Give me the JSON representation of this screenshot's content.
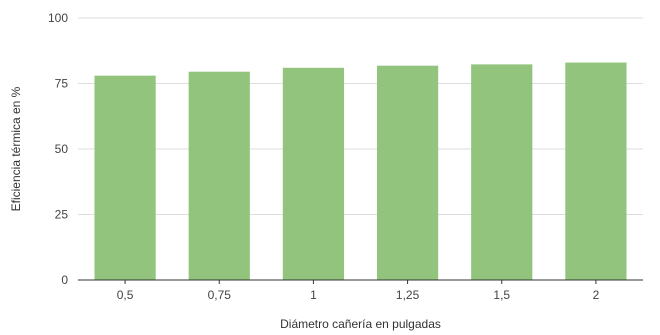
{
  "chart_data": {
    "type": "bar",
    "categories": [
      "0,5",
      "0,75",
      "1",
      "1,25",
      "1,5",
      "2"
    ],
    "values": [
      78,
      79.5,
      81,
      81.8,
      82.3,
      83
    ],
    "xlabel": "Diámetro cañería en pulgadas",
    "ylabel": "Eficiencia térmica en %",
    "ylim": [
      0,
      100
    ],
    "yticks": [
      "0",
      "25",
      "50",
      "75",
      "100"
    ],
    "grid": true,
    "bar_color": "#93c47d",
    "grid_color": "#dddddd",
    "axis_color": "#333333"
  }
}
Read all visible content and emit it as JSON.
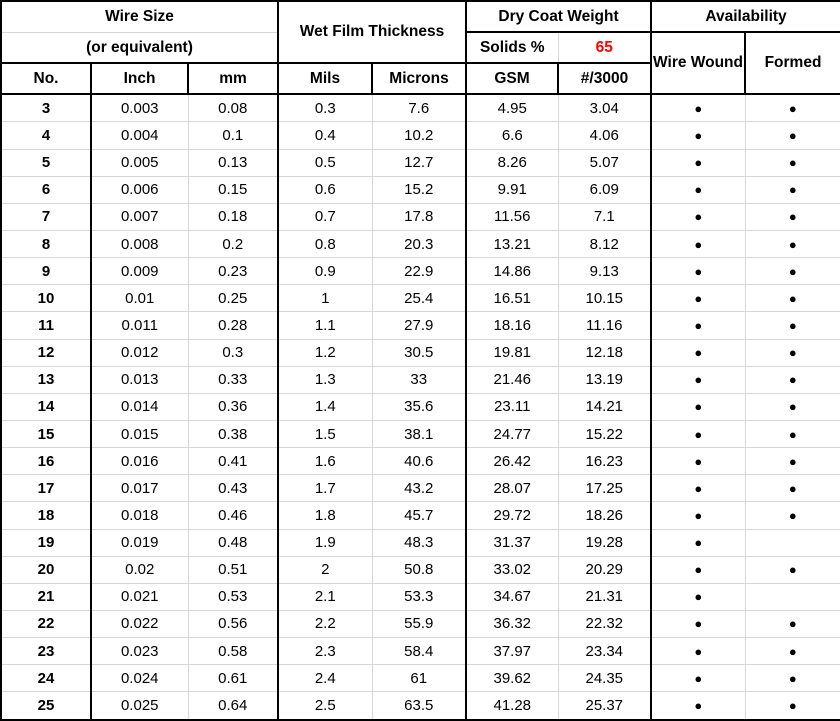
{
  "table": {
    "header": {
      "wire_size_title": "Wire Size",
      "wire_size_subtitle": "(or equivalent)",
      "wet_film_title": "Wet Film Thickness",
      "dry_coat_title": "Dry Coat Weight",
      "solids_label": "Solids %",
      "solids_value": "65",
      "availability_title": "Availability",
      "col_no": "No.",
      "col_inch": "Inch",
      "col_mm": "mm",
      "col_mils": "Mils",
      "col_microns": "Microns",
      "col_gsm": "GSM",
      "col_per3000": "#/3000",
      "col_wire_wound": "Wire Wound",
      "col_formed": "Formed"
    },
    "colors": {
      "solids_value_color": "#FF0000",
      "border_color": "#000000",
      "gridline_color": "#D6D6D6"
    },
    "dot_glyph": "●",
    "rows": [
      {
        "no": "3",
        "inch": "0.003",
        "mm": "0.08",
        "mils": "0.3",
        "microns": "7.6",
        "gsm": "4.95",
        "per3000": "3.04",
        "wire_wound": true,
        "formed": true
      },
      {
        "no": "4",
        "inch": "0.004",
        "mm": "0.1",
        "mils": "0.4",
        "microns": "10.2",
        "gsm": "6.6",
        "per3000": "4.06",
        "wire_wound": true,
        "formed": true
      },
      {
        "no": "5",
        "inch": "0.005",
        "mm": "0.13",
        "mils": "0.5",
        "microns": "12.7",
        "gsm": "8.26",
        "per3000": "5.07",
        "wire_wound": true,
        "formed": true
      },
      {
        "no": "6",
        "inch": "0.006",
        "mm": "0.15",
        "mils": "0.6",
        "microns": "15.2",
        "gsm": "9.91",
        "per3000": "6.09",
        "wire_wound": true,
        "formed": true
      },
      {
        "no": "7",
        "inch": "0.007",
        "mm": "0.18",
        "mils": "0.7",
        "microns": "17.8",
        "gsm": "11.56",
        "per3000": "7.1",
        "wire_wound": true,
        "formed": true
      },
      {
        "no": "8",
        "inch": "0.008",
        "mm": "0.2",
        "mils": "0.8",
        "microns": "20.3",
        "gsm": "13.21",
        "per3000": "8.12",
        "wire_wound": true,
        "formed": true
      },
      {
        "no": "9",
        "inch": "0.009",
        "mm": "0.23",
        "mils": "0.9",
        "microns": "22.9",
        "gsm": "14.86",
        "per3000": "9.13",
        "wire_wound": true,
        "formed": true
      },
      {
        "no": "10",
        "inch": "0.01",
        "mm": "0.25",
        "mils": "1",
        "microns": "25.4",
        "gsm": "16.51",
        "per3000": "10.15",
        "wire_wound": true,
        "formed": true
      },
      {
        "no": "11",
        "inch": "0.011",
        "mm": "0.28",
        "mils": "1.1",
        "microns": "27.9",
        "gsm": "18.16",
        "per3000": "11.16",
        "wire_wound": true,
        "formed": true
      },
      {
        "no": "12",
        "inch": "0.012",
        "mm": "0.3",
        "mils": "1.2",
        "microns": "30.5",
        "gsm": "19.81",
        "per3000": "12.18",
        "wire_wound": true,
        "formed": true
      },
      {
        "no": "13",
        "inch": "0.013",
        "mm": "0.33",
        "mils": "1.3",
        "microns": "33",
        "gsm": "21.46",
        "per3000": "13.19",
        "wire_wound": true,
        "formed": true
      },
      {
        "no": "14",
        "inch": "0.014",
        "mm": "0.36",
        "mils": "1.4",
        "microns": "35.6",
        "gsm": "23.11",
        "per3000": "14.21",
        "wire_wound": true,
        "formed": true
      },
      {
        "no": "15",
        "inch": "0.015",
        "mm": "0.38",
        "mils": "1.5",
        "microns": "38.1",
        "gsm": "24.77",
        "per3000": "15.22",
        "wire_wound": true,
        "formed": true
      },
      {
        "no": "16",
        "inch": "0.016",
        "mm": "0.41",
        "mils": "1.6",
        "microns": "40.6",
        "gsm": "26.42",
        "per3000": "16.23",
        "wire_wound": true,
        "formed": true
      },
      {
        "no": "17",
        "inch": "0.017",
        "mm": "0.43",
        "mils": "1.7",
        "microns": "43.2",
        "gsm": "28.07",
        "per3000": "17.25",
        "wire_wound": true,
        "formed": true
      },
      {
        "no": "18",
        "inch": "0.018",
        "mm": "0.46",
        "mils": "1.8",
        "microns": "45.7",
        "gsm": "29.72",
        "per3000": "18.26",
        "wire_wound": true,
        "formed": true
      },
      {
        "no": "19",
        "inch": "0.019",
        "mm": "0.48",
        "mils": "1.9",
        "microns": "48.3",
        "gsm": "31.37",
        "per3000": "19.28",
        "wire_wound": true,
        "formed": false
      },
      {
        "no": "20",
        "inch": "0.02",
        "mm": "0.51",
        "mils": "2",
        "microns": "50.8",
        "gsm": "33.02",
        "per3000": "20.29",
        "wire_wound": true,
        "formed": true
      },
      {
        "no": "21",
        "inch": "0.021",
        "mm": "0.53",
        "mils": "2.1",
        "microns": "53.3",
        "gsm": "34.67",
        "per3000": "21.31",
        "wire_wound": true,
        "formed": false
      },
      {
        "no": "22",
        "inch": "0.022",
        "mm": "0.56",
        "mils": "2.2",
        "microns": "55.9",
        "gsm": "36.32",
        "per3000": "22.32",
        "wire_wound": true,
        "formed": true
      },
      {
        "no": "23",
        "inch": "0.023",
        "mm": "0.58",
        "mils": "2.3",
        "microns": "58.4",
        "gsm": "37.97",
        "per3000": "23.34",
        "wire_wound": true,
        "formed": true
      },
      {
        "no": "24",
        "inch": "0.024",
        "mm": "0.61",
        "mils": "2.4",
        "microns": "61",
        "gsm": "39.62",
        "per3000": "24.35",
        "wire_wound": true,
        "formed": true
      },
      {
        "no": "25",
        "inch": "0.025",
        "mm": "0.64",
        "mils": "2.5",
        "microns": "63.5",
        "gsm": "41.28",
        "per3000": "25.37",
        "wire_wound": true,
        "formed": true
      }
    ]
  }
}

........

## REQUEST
State how many lines of the records above contain the word "content", giving only that number.

## WORKED SOLUTION
2